Transcribe all the entries word for word, omitting any pictures they contain.

++++++++++++++++++++

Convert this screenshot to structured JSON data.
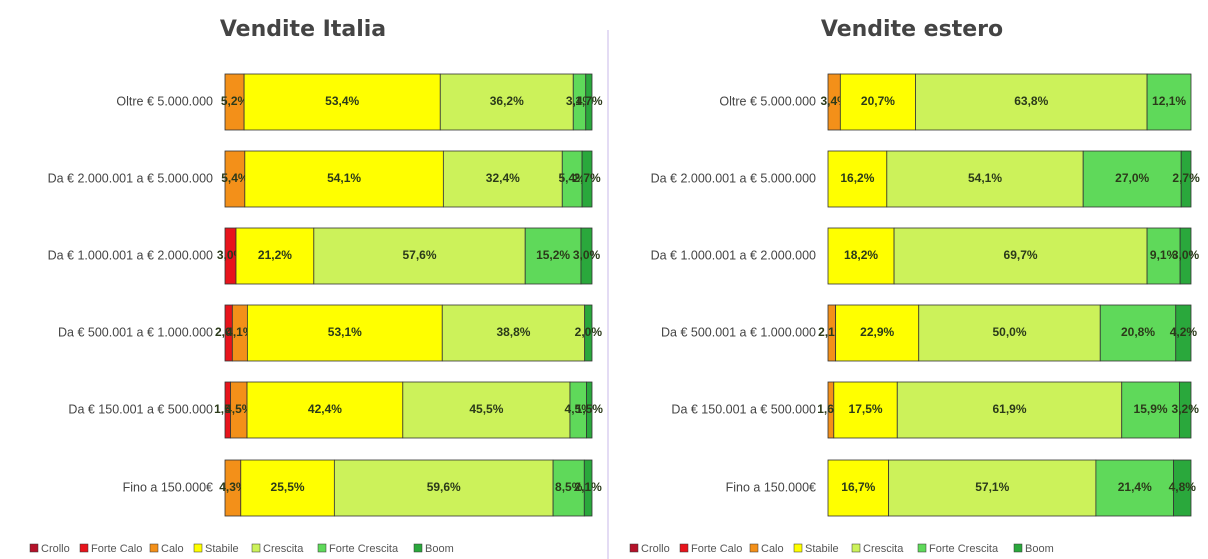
{
  "chart_data": [
    {
      "type": "bar",
      "title": "Vendite Italia",
      "categories": [
        "Oltre € 5.000.000",
        "Da € 2.000.001 a € 5.000.000",
        "Da € 1.000.001 a € 2.000.000",
        "Da € 500.001 a € 1.000.000",
        "Da € 150.001 a € 500.000",
        "Fino a 150.000€"
      ],
      "series": [
        {
          "name": "Crollo",
          "color": "#b5122a",
          "values": [
            null,
            null,
            null,
            null,
            null,
            null
          ],
          "value_labels": [
            null,
            null,
            null,
            null,
            null,
            null
          ]
        },
        {
          "name": "Forte Calo",
          "color": "#e8141c",
          "values": [
            null,
            null,
            3.0,
            2.0,
            1.5,
            null
          ],
          "value_labels": [
            null,
            null,
            "3,0%",
            "2,0%",
            "1,5%",
            null
          ]
        },
        {
          "name": "Calo",
          "color": "#f39019",
          "values": [
            5.2,
            5.4,
            null,
            4.1,
            4.5,
            4.3
          ],
          "value_labels": [
            "5,2%",
            "5,4%",
            null,
            "4,1%",
            "4,5%",
            "4,3%"
          ]
        },
        {
          "name": "Stabile",
          "color": "#ffff00",
          "values": [
            53.4,
            54.1,
            21.2,
            53.1,
            42.4,
            25.5
          ],
          "value_labels": [
            "53,4%",
            "54,1%",
            "21,2%",
            "53,1%",
            "42,4%",
            "25,5%"
          ]
        },
        {
          "name": "Crescita",
          "color": "#ccf25a",
          "values": [
            36.2,
            32.4,
            57.6,
            38.8,
            45.5,
            59.6
          ],
          "value_labels": [
            "36,2%",
            "32,4%",
            "57,6%",
            "38,8%",
            "45,5%",
            "59,6%"
          ]
        },
        {
          "name": "Forte Crescita",
          "color": "#5fd95a",
          "values": [
            3.4,
            5.4,
            15.2,
            null,
            4.5,
            8.5
          ],
          "value_labels": [
            "3,4%",
            "5,4%",
            "15,2%",
            null,
            "4,5%",
            "8,5%"
          ]
        },
        {
          "name": "Boom",
          "color": "#2aa83c",
          "values": [
            1.7,
            2.7,
            3.0,
            2.0,
            1.5,
            2.1
          ],
          "value_labels": [
            "1,7%",
            "2,7%",
            "3,0%",
            "2,0%",
            "1,5%",
            "2,1%"
          ]
        }
      ]
    },
    {
      "type": "bar",
      "title": "Vendite estero",
      "categories": [
        "Oltre € 5.000.000",
        "Da € 2.000.001 a € 5.000.000",
        "Da € 1.000.001 a € 2.000.000",
        "Da € 500.001 a € 1.000.000",
        "Da € 150.001 a € 500.000",
        "Fino a 150.000€"
      ],
      "series": [
        {
          "name": "Crollo",
          "color": "#b5122a",
          "values": [
            null,
            null,
            null,
            null,
            null,
            null
          ],
          "value_labels": [
            null,
            null,
            null,
            null,
            null,
            null
          ]
        },
        {
          "name": "Forte Calo",
          "color": "#e8141c",
          "values": [
            null,
            null,
            null,
            null,
            null,
            null
          ],
          "value_labels": [
            null,
            null,
            null,
            null,
            null,
            null
          ]
        },
        {
          "name": "Calo",
          "color": "#f39019",
          "values": [
            3.4,
            null,
            null,
            2.1,
            1.6,
            null
          ],
          "value_labels": [
            "3,4%",
            null,
            null,
            "2,1%",
            "1,6%",
            null
          ]
        },
        {
          "name": "Stabile",
          "color": "#ffff00",
          "values": [
            20.7,
            16.2,
            18.2,
            22.9,
            17.5,
            16.7
          ],
          "value_labels": [
            "20,7%",
            "16,2%",
            "18,2%",
            "22,9%",
            "17,5%",
            "16,7%"
          ]
        },
        {
          "name": "Crescita",
          "color": "#ccf25a",
          "values": [
            63.8,
            54.1,
            69.7,
            50.0,
            61.9,
            57.1
          ],
          "value_labels": [
            "63,8%",
            "54,1%",
            "69,7%",
            "50,0%",
            "61,9%",
            "57,1%"
          ]
        },
        {
          "name": "Forte Crescita",
          "color": "#5fd95a",
          "values": [
            12.1,
            27.0,
            9.1,
            20.8,
            15.9,
            21.4
          ],
          "value_labels": [
            "12,1%",
            "27,0%",
            "9,1%",
            "20,8%",
            "15,9%",
            "21,4%"
          ]
        },
        {
          "name": "Boom",
          "color": "#2aa83c",
          "values": [
            null,
            2.7,
            3.0,
            4.2,
            3.2,
            4.8
          ],
          "value_labels": [
            null,
            "2,7%",
            "3,0%",
            "4,2%",
            "3,2%",
            "4,8%"
          ]
        }
      ]
    }
  ]
}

++++++++++++++++++++

• [CORRECT OUTPUT]:
Convert this screenshot to structured JSON data.
{
  "chart_data": [
    {
      "type": "bar",
      "title": "Vendite Italia",
      "categories": [
        "Oltre € 5.000.000",
        "Da € 2.000.001 a € 5.000.000",
        "Da € 1.000.001 a € 2.000.000",
        "Da € 500.001 a € 1.000.000",
        "Da € 150.001 a € 500.000",
        "Fino a 150.000€"
      ],
      "series": [
        {
          "name": "Crollo",
          "color": "#b5122a",
          "values": [
            null,
            null,
            null,
            null,
            null,
            null
          ],
          "value_labels": [
            null,
            null,
            null,
            null,
            null,
            null
          ]
        },
        {
          "name": "Forte Calo",
          "color": "#e8141c",
          "values": [
            null,
            null,
            3.0,
            2.0,
            1.5,
            null
          ],
          "value_labels": [
            null,
            null,
            "3,0%",
            "2,0%",
            "1,5%",
            null
          ]
        },
        {
          "name": "Calo",
          "color": "#f39019",
          "values": [
            5.2,
            5.4,
            null,
            4.1,
            4.5,
            4.3
          ],
          "value_labels": [
            "5,2%",
            "5,4%",
            null,
            "4,1%",
            "4,5%",
            "4,3%"
          ]
        },
        {
          "name": "Stabile",
          "color": "#ffff00",
          "values": [
            53.4,
            54.1,
            21.2,
            53.1,
            42.4,
            25.5
          ],
          "value_labels": [
            "53,4%",
            "54,1%",
            "21,2%",
            "53,1%",
            "42,4%",
            "25,5%"
          ]
        },
        {
          "name": "Crescita",
          "color": "#ccf25a",
          "values": [
            36.2,
            32.4,
            57.6,
            38.8,
            45.5,
            59.6
          ],
          "value_labels": [
            "36,2%",
            "32,4%",
            "57,6%",
            "38,8%",
            "45,5%",
            "59,6%"
          ]
        },
        {
          "name": "Forte Crescita",
          "color": "#5fd95a",
          "values": [
            3.4,
            5.4,
            15.2,
            null,
            4.5,
            8.5
          ],
          "value_labels": [
            "3,4%",
            "5,4%",
            "15,2%",
            null,
            "4,5%",
            "8,5%"
          ]
        },
        {
          "name": "Boom",
          "color": "#2aa83c",
          "values": [
            1.7,
            2.7,
            3.0,
            2.0,
            1.5,
            2.1
          ],
          "value_labels": [
            "1,7%",
            "2,7%",
            "3,0%",
            "2,0%",
            "1,5%",
            "2,1%"
          ]
        }
      ]
    },
    {
      "type": "bar",
      "title": "Vendite estero",
      "categories": [
        "Oltre € 5.000.000",
        "Da € 2.000.001 a € 5.000.000",
        "Da € 1.000.001 a € 2.000.000",
        "Da € 500.001 a € 1.000.000",
        "Da € 150.001 a € 500.000",
        "Fino a 150.000€"
      ],
      "series": [
        {
          "name": "Crollo",
          "color": "#b5122a",
          "values": [
            null,
            null,
            null,
            null,
            null,
            null
          ],
          "value_labels": [
            null,
            null,
            null,
            null,
            null,
            null
          ]
        },
        {
          "name": "Forte Calo",
          "color": "#e8141c",
          "values": [
            null,
            null,
            null,
            null,
            null,
            null
          ],
          "value_labels": [
            null,
            null,
            null,
            null,
            null,
            null
          ]
        },
        {
          "name": "Calo",
          "color": "#f39019",
          "values": [
            3.4,
            null,
            null,
            2.1,
            1.6,
            null
          ],
          "value_labels": [
            "3,4%",
            null,
            null,
            "2,1%",
            "1,6%",
            null
          ]
        },
        {
          "name": "Stabile",
          "color": "#ffff00",
          "values": [
            20.7,
            16.2,
            18.2,
            22.9,
            17.5,
            16.7
          ],
          "value_labels": [
            "20,7%",
            "16,2%",
            "18,2%",
            "22,9%",
            "17,5%",
            "16,7%"
          ]
        },
        {
          "name": "Crescita",
          "color": "#ccf25a",
          "values": [
            63.8,
            54.1,
            69.7,
            50.0,
            61.9,
            57.1
          ],
          "value_labels": [
            "63,8%",
            "54,1%",
            "69,7%",
            "50,0%",
            "61,9%",
            "57,1%"
          ]
        },
        {
          "name": "Forte Crescita",
          "color": "#5fd95a",
          "values": [
            12.1,
            27.0,
            9.1,
            20.8,
            15.9,
            21.4
          ],
          "value_labels": [
            "12,1%",
            "27,0%",
            "9,1%",
            "20,8%",
            "15,9%",
            "21,4%"
          ]
        },
        {
          "name": "Boom",
          "color": "#2aa83c",
          "values": [
            null,
            2.7,
            3.0,
            4.2,
            3.2,
            4.8
          ],
          "value_labels": [
            null,
            "2,7%",
            "3,0%",
            "4,2%",
            "3,2%",
            "4,8%"
          ]
        }
      ]
    }
  ]
}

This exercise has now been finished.